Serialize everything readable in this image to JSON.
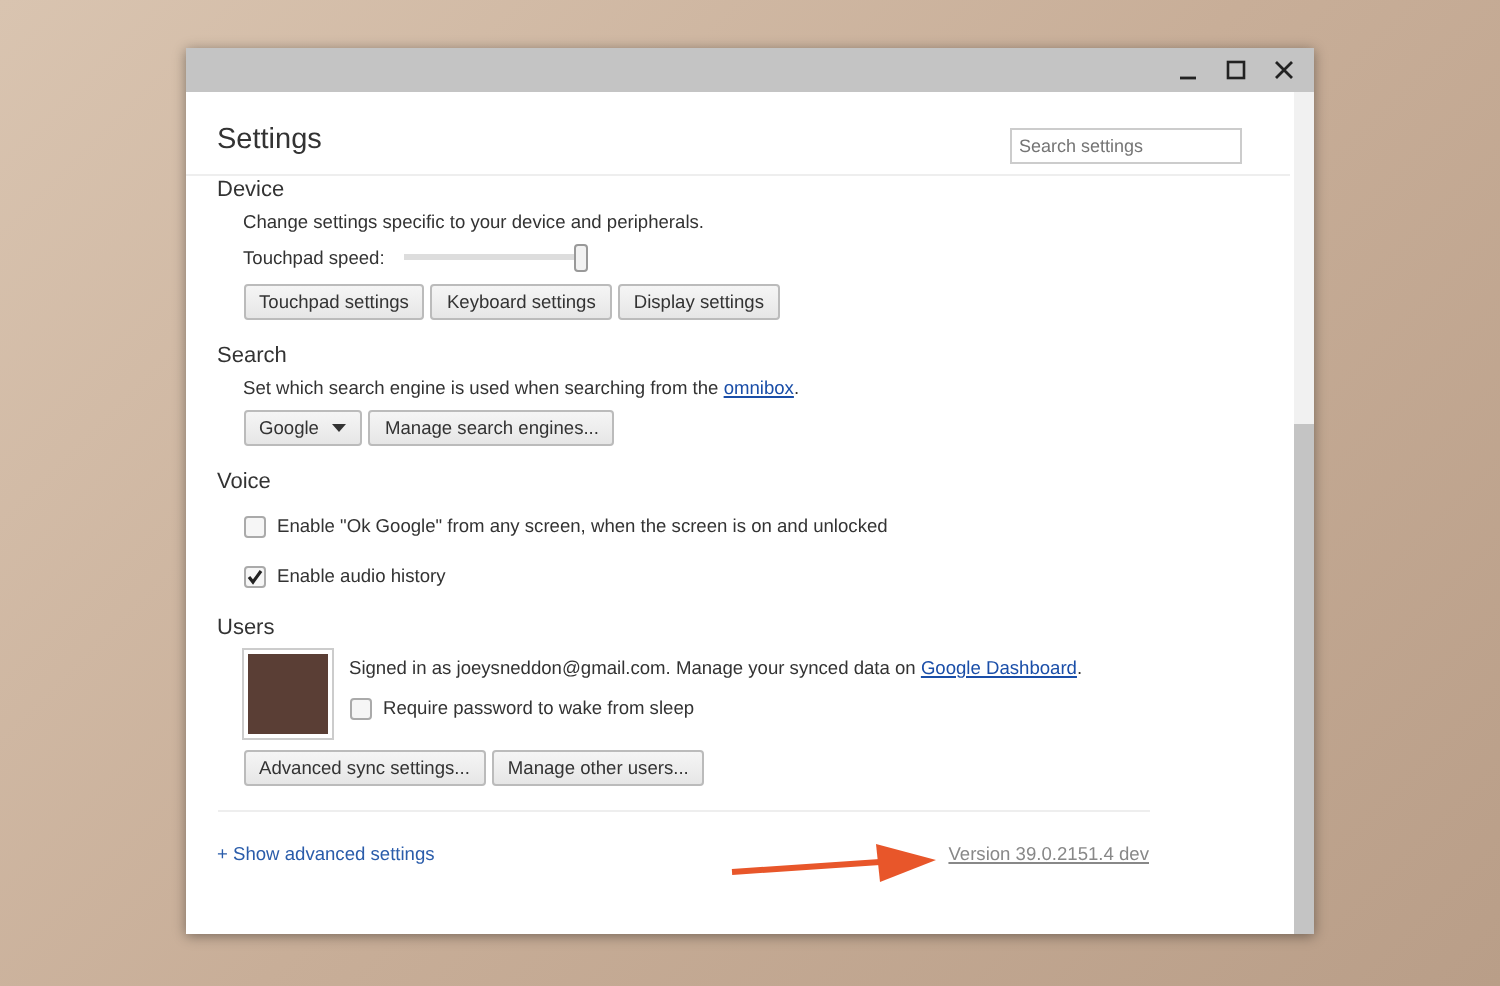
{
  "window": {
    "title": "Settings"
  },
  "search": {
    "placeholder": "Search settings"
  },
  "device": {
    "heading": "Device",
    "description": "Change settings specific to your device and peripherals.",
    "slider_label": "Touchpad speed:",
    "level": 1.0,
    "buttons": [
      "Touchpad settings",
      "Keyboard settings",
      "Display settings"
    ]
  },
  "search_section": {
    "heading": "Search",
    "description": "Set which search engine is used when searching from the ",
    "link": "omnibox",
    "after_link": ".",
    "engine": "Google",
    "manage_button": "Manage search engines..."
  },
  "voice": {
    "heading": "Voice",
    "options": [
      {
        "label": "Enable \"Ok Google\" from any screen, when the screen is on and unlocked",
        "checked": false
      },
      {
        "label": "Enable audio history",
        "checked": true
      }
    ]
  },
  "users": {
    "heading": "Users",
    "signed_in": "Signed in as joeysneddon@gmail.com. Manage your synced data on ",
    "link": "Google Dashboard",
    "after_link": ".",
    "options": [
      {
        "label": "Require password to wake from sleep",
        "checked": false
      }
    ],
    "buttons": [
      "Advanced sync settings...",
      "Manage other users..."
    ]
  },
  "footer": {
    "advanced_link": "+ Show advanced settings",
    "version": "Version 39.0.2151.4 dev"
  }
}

****

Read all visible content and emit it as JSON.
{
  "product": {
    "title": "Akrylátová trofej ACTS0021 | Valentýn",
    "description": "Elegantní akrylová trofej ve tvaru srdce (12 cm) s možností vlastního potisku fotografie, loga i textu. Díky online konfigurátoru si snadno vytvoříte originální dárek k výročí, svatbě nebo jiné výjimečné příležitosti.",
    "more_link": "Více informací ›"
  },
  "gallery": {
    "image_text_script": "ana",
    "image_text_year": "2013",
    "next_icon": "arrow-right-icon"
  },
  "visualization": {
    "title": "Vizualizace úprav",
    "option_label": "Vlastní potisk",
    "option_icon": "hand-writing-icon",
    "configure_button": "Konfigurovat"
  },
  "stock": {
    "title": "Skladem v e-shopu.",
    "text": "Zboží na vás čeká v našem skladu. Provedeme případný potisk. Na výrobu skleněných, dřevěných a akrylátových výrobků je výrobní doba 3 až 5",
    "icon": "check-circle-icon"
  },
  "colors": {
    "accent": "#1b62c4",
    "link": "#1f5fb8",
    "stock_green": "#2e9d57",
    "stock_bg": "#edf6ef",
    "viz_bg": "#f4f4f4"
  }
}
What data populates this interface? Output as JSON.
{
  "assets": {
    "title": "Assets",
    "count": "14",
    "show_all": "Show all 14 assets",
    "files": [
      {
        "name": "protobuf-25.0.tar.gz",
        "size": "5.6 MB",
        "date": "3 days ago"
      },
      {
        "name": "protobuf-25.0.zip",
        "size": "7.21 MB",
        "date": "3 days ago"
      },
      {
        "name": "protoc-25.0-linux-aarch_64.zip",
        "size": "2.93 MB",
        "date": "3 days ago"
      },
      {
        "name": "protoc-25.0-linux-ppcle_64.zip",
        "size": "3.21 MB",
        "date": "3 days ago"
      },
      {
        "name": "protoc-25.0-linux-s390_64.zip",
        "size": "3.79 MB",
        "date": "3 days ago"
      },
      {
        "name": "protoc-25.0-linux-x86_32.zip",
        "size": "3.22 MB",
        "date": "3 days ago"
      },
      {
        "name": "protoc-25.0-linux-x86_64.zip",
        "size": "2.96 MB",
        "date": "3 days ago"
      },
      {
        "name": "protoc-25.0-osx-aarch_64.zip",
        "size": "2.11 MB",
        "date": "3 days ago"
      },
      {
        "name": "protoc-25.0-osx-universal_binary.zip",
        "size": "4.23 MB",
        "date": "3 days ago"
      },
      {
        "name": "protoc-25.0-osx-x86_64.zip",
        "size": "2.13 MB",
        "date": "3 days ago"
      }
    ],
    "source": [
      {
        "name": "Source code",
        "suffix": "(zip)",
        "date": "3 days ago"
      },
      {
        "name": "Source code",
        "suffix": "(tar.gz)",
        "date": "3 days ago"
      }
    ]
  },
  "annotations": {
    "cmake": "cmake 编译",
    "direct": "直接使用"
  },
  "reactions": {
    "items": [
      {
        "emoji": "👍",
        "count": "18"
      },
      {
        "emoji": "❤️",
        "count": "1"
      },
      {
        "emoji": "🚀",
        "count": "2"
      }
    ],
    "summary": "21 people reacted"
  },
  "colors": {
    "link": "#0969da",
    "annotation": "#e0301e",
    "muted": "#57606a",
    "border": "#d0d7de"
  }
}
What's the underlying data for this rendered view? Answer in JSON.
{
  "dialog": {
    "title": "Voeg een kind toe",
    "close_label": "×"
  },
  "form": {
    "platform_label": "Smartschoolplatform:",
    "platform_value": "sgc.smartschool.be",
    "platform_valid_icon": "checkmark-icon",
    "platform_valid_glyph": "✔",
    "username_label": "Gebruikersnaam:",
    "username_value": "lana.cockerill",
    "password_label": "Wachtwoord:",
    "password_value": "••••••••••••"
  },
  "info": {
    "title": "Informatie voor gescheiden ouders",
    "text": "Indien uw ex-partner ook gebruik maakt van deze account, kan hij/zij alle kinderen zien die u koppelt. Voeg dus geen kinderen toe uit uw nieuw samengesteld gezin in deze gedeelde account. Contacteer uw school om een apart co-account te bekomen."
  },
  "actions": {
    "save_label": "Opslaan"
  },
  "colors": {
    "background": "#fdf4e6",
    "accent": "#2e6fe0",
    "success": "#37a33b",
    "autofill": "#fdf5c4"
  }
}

****

AIM OF THE TASK =>
Collect each line containing the string "your".

TASK SOLUTION =>
    "description": "Change settings specific to your device and peripherals.",
    "signed_in": "Signed in as joeysneddon@gmail.com. Manage your synced data on ",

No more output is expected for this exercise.